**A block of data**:
* * * * *

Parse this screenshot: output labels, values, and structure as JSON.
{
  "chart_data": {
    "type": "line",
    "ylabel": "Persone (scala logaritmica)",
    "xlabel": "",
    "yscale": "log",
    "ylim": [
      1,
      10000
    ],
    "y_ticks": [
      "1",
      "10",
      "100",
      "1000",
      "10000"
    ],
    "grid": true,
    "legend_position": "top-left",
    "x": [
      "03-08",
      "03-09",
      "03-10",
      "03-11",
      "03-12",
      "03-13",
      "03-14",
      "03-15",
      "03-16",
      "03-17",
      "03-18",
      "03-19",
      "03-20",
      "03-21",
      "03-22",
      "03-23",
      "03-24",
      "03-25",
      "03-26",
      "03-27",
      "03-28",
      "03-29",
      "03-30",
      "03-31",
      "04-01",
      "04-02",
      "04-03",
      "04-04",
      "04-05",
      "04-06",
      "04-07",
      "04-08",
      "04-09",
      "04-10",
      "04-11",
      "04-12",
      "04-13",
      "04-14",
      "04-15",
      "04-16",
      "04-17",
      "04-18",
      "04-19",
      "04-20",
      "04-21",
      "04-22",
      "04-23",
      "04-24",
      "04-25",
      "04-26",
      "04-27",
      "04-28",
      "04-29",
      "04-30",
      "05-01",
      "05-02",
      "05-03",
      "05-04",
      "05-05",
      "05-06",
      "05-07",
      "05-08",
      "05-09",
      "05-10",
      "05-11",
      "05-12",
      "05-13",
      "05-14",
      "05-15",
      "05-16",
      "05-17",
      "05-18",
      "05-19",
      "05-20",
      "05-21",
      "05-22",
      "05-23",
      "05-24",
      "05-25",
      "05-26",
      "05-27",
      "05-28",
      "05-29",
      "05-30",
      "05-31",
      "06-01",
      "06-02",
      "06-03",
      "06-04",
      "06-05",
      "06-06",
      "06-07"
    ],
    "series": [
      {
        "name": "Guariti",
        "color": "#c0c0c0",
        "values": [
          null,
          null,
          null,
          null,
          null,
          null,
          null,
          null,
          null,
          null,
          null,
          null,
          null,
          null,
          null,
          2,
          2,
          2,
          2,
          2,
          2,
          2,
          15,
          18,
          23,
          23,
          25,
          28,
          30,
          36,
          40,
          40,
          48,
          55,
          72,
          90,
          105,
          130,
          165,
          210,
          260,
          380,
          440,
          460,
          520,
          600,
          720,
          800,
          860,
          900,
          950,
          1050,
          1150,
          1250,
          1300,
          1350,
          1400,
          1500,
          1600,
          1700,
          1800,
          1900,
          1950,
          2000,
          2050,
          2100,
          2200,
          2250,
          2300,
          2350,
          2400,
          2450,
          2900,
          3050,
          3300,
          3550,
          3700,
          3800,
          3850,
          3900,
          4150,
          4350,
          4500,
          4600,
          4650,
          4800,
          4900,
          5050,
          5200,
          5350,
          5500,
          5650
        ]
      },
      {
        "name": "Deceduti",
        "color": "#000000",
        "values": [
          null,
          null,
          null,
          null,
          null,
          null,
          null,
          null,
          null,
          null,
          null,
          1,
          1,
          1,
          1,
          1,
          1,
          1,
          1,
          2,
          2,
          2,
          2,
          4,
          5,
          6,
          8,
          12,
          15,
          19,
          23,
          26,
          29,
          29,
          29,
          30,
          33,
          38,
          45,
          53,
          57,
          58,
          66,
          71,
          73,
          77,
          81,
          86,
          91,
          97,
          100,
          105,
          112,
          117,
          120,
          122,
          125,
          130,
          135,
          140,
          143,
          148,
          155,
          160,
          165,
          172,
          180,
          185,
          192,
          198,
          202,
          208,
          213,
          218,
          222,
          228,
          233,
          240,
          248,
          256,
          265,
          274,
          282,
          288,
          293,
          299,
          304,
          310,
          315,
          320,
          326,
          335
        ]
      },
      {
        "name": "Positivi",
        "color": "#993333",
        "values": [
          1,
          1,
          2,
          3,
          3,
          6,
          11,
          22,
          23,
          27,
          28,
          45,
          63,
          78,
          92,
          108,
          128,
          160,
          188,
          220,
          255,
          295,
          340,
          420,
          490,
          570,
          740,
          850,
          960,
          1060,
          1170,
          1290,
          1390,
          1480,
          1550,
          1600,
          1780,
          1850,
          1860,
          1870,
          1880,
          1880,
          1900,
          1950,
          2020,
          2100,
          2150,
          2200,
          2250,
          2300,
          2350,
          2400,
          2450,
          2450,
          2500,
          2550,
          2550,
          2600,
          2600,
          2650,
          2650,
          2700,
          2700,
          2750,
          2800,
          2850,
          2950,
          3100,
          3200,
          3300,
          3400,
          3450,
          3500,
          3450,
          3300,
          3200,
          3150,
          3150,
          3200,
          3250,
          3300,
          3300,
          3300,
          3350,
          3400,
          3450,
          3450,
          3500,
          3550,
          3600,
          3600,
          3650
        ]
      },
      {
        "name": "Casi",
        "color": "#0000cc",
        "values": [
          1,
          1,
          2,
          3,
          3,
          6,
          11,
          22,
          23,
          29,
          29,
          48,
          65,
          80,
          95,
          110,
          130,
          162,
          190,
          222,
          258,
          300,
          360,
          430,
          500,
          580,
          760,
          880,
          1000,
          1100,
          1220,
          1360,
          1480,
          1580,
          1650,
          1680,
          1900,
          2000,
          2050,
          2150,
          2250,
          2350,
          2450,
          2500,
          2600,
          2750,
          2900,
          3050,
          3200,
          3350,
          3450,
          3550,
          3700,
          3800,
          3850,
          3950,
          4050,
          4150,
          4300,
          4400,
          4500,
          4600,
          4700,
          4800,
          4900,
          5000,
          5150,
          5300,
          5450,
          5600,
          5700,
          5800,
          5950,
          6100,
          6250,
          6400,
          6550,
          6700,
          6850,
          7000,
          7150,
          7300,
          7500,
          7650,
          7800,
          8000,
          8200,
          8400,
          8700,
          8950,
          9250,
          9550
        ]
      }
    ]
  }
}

* * * * *

**EXERCISE**: Copy out each record from above, exactly.

**THE ANSWER**:
Parse this screenshot: output labels, values, and structure as JSON.
{
  "chart_data": {
    "type": "line",
    "ylabel": "Persone (scala logaritmica)",
    "xlabel": "",
    "yscale": "log",
    "ylim": [
      1,
      10000
    ],
    "y_ticks": [
      "1",
      "10",
      "100",
      "1000",
      "10000"
    ],
    "grid": true,
    "legend_position": "top-left",
    "x": [
      "03-08",
      "03-09",
      "03-10",
      "03-11",
      "03-12",
      "03-13",
      "03-14",
      "03-15",
      "03-16",
      "03-17",
      "03-18",
      "03-19",
      "03-20",
      "03-21",
      "03-22",
      "03-23",
      "03-24",
      "03-25",
      "03-26",
      "03-27",
      "03-28",
      "03-29",
      "03-30",
      "03-31",
      "04-01",
      "04-02",
      "04-03",
      "04-04",
      "04-05",
      "04-06",
      "04-07",
      "04-08",
      "04-09",
      "04-10",
      "04-11",
      "04-12",
      "04-13",
      "04-14",
      "04-15",
      "04-16",
      "04-17",
      "04-18",
      "04-19",
      "04-20",
      "04-21",
      "04-22",
      "04-23",
      "04-24",
      "04-25",
      "04-26",
      "04-27",
      "04-28",
      "04-29",
      "04-30",
      "05-01",
      "05-02",
      "05-03",
      "05-04",
      "05-05",
      "05-06",
      "05-07",
      "05-08",
      "05-09",
      "05-10",
      "05-11",
      "05-12",
      "05-13",
      "05-14",
      "05-15",
      "05-16",
      "05-17",
      "05-18",
      "05-19",
      "05-20",
      "05-21",
      "05-22",
      "05-23",
      "05-24",
      "05-25",
      "05-26",
      "05-27",
      "05-28",
      "05-29",
      "05-30",
      "05-31",
      "06-01",
      "06-02",
      "06-03",
      "06-04",
      "06-05",
      "06-06",
      "06-07"
    ],
    "series": [
      {
        "name": "Guariti",
        "color": "#c0c0c0",
        "values": [
          null,
          null,
          null,
          null,
          null,
          null,
          null,
          null,
          null,
          null,
          null,
          null,
          null,
          null,
          null,
          2,
          2,
          2,
          2,
          2,
          2,
          2,
          15,
          18,
          23,
          23,
          25,
          28,
          30,
          36,
          40,
          40,
          48,
          55,
          72,
          90,
          105,
          130,
          165,
          210,
          260,
          380,
          440,
          460,
          520,
          600,
          720,
          800,
          860,
          900,
          950,
          1050,
          1150,
          1250,
          1300,
          1350,
          1400,
          1500,
          1600,
          1700,
          1800,
          1900,
          1950,
          2000,
          2050,
          2100,
          2200,
          2250,
          2300,
          2350,
          2400,
          2450,
          2900,
          3050,
          3300,
          3550,
          3700,
          3800,
          3850,
          3900,
          4150,
          4350,
          4500,
          4600,
          4650,
          4800,
          4900,
          5050,
          5200,
          5350,
          5500,
          5650
        ]
      },
      {
        "name": "Deceduti",
        "color": "#000000",
        "values": [
          null,
          null,
          null,
          null,
          null,
          null,
          null,
          null,
          null,
          null,
          null,
          1,
          1,
          1,
          1,
          1,
          1,
          1,
          1,
          2,
          2,
          2,
          2,
          4,
          5,
          6,
          8,
          12,
          15,
          19,
          23,
          26,
          29,
          29,
          29,
          30,
          33,
          38,
          45,
          53,
          57,
          58,
          66,
          71,
          73,
          77,
          81,
          86,
          91,
          97,
          100,
          105,
          112,
          117,
          120,
          122,
          125,
          130,
          135,
          140,
          143,
          148,
          155,
          160,
          165,
          172,
          180,
          185,
          192,
          198,
          202,
          208,
          213,
          218,
          222,
          228,
          233,
          240,
          248,
          256,
          265,
          274,
          282,
          288,
          293,
          299,
          304,
          310,
          315,
          320,
          326,
          335
        ]
      },
      {
        "name": "Positivi",
        "color": "#993333",
        "values": [
          1,
          1,
          2,
          3,
          3,
          6,
          11,
          22,
          23,
          27,
          28,
          45,
          63,
          78,
          92,
          108,
          128,
          160,
          188,
          220,
          255,
          295,
          340,
          420,
          490,
          570,
          740,
          850,
          960,
          1060,
          1170,
          1290,
          1390,
          1480,
          1550,
          1600,
          1780,
          1850,
          1860,
          1870,
          1880,
          1880,
          1900,
          1950,
          2020,
          2100,
          2150,
          2200,
          2250,
          2300,
          2350,
          2400,
          2450,
          2450,
          2500,
          2550,
          2550,
          2600,
          2600,
          2650,
          2650,
          2700,
          2700,
          2750,
          2800,
          2850,
          2950,
          3100,
          3200,
          3300,
          3400,
          3450,
          3500,
          3450,
          3300,
          3200,
          3150,
          3150,
          3200,
          3250,
          3300,
          3300,
          3300,
          3350,
          3400,
          3450,
          3450,
          3500,
          3550,
          3600,
          3600,
          3650
        ]
      },
      {
        "name": "Casi",
        "color": "#0000cc",
        "values": [
          1,
          1,
          2,
          3,
          3,
          6,
          11,
          22,
          23,
          29,
          29,
          48,
          65,
          80,
          95,
          110,
          130,
          162,
          190,
          222,
          258,
          300,
          360,
          430,
          500,
          580,
          760,
          880,
          1000,
          1100,
          1220,
          1360,
          1480,
          1580,
          1650,
          1680,
          1900,
          2000,
          2050,
          2150,
          2250,
          2350,
          2450,
          2500,
          2600,
          2750,
          2900,
          3050,
          3200,
          3350,
          3450,
          3550,
          3700,
          3800,
          3850,
          3950,
          4050,
          4150,
          4300,
          4400,
          4500,
          4600,
          4700,
          4800,
          4900,
          5000,
          5150,
          5300,
          5450,
          5600,
          5700,
          5800,
          5950,
          6100,
          6250,
          6400,
          6550,
          6700,
          6850,
          7000,
          7150,
          7300,
          7500,
          7650,
          7800,
          8000,
          8200,
          8400,
          8700,
          8950,
          9250,
          9550
        ]
      }
    ]
  }
}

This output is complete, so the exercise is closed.